====== Supplied information
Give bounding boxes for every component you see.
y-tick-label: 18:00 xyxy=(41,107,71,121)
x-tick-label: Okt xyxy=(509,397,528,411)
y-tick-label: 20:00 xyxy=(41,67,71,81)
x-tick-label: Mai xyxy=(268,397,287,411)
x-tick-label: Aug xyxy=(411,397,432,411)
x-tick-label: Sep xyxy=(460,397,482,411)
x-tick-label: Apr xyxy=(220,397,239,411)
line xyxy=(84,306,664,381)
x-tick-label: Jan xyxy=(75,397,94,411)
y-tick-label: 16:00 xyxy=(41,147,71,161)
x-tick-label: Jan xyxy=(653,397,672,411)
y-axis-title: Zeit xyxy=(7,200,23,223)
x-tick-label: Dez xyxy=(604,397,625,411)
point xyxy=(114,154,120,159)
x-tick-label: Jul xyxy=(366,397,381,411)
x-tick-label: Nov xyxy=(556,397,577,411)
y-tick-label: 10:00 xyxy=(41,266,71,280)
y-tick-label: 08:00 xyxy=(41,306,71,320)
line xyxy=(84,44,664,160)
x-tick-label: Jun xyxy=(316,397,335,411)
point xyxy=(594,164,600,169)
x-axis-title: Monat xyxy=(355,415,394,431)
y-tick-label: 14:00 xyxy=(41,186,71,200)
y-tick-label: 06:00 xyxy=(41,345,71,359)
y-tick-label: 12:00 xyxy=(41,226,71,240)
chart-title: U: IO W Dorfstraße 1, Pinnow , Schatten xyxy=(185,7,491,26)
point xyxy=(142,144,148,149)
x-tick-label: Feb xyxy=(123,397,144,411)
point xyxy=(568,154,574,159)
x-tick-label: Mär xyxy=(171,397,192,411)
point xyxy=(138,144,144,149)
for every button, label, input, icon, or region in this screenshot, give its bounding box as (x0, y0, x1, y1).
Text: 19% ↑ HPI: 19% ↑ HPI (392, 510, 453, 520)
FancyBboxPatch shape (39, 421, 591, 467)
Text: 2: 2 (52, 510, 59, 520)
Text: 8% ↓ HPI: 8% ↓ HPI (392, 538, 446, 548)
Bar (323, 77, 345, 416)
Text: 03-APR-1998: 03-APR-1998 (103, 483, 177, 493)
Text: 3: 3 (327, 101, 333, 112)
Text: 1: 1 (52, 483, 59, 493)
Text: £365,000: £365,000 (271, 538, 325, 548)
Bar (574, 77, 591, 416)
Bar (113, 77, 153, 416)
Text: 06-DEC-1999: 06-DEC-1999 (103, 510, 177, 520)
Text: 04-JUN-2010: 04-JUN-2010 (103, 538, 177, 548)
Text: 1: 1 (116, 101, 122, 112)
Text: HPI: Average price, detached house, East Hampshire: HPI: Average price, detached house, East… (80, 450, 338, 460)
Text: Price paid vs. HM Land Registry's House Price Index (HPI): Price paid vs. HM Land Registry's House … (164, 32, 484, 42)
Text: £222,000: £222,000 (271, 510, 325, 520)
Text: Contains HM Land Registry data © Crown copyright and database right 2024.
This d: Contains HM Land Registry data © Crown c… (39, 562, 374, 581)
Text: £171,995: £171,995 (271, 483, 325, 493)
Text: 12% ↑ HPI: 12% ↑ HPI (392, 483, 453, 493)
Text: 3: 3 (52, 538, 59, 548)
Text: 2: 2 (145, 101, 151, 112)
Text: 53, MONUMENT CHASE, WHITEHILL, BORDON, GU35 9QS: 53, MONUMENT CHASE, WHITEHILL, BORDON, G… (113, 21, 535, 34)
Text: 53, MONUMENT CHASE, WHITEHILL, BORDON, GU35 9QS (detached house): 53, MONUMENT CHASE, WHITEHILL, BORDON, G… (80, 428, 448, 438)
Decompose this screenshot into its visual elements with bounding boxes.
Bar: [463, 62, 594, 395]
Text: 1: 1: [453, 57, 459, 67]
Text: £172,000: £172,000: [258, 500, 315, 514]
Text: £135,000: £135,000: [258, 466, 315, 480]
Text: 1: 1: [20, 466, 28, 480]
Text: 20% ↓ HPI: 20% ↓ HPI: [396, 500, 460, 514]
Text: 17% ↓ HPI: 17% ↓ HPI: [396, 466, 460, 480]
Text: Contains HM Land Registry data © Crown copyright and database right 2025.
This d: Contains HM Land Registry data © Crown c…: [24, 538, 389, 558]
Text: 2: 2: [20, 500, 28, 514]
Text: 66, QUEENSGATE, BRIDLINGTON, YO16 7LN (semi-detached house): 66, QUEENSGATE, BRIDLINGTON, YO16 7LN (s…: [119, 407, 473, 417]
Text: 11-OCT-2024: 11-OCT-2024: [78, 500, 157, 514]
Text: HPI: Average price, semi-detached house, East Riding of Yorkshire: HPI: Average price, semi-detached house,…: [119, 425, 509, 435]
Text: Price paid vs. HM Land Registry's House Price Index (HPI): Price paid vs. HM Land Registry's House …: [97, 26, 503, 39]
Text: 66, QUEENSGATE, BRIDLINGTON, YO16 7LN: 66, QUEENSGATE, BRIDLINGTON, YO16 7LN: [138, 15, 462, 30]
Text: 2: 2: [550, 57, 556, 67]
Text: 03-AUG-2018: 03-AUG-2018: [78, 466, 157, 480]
============
▶ **Instruction**: Rewrite the material from its start through the line that contains "x-tick-label: Jan xyxy=(75,397,94,411)", with both ends included. Substitute "x-axis-label" for each "x-tick-label" and leave everything else unchanged.

▶ **The result**:
Give bounding boxes for every component you see.
y-tick-label: 18:00 xyxy=(41,107,71,121)
x-axis-label: Okt xyxy=(509,397,528,411)
y-tick-label: 20:00 xyxy=(41,67,71,81)
x-axis-label: Mai xyxy=(268,397,287,411)
x-axis-label: Aug xyxy=(411,397,432,411)
x-axis-label: Sep xyxy=(460,397,482,411)
x-axis-label: Apr xyxy=(220,397,239,411)
line xyxy=(84,306,664,381)
x-axis-label: Jan xyxy=(75,397,94,411)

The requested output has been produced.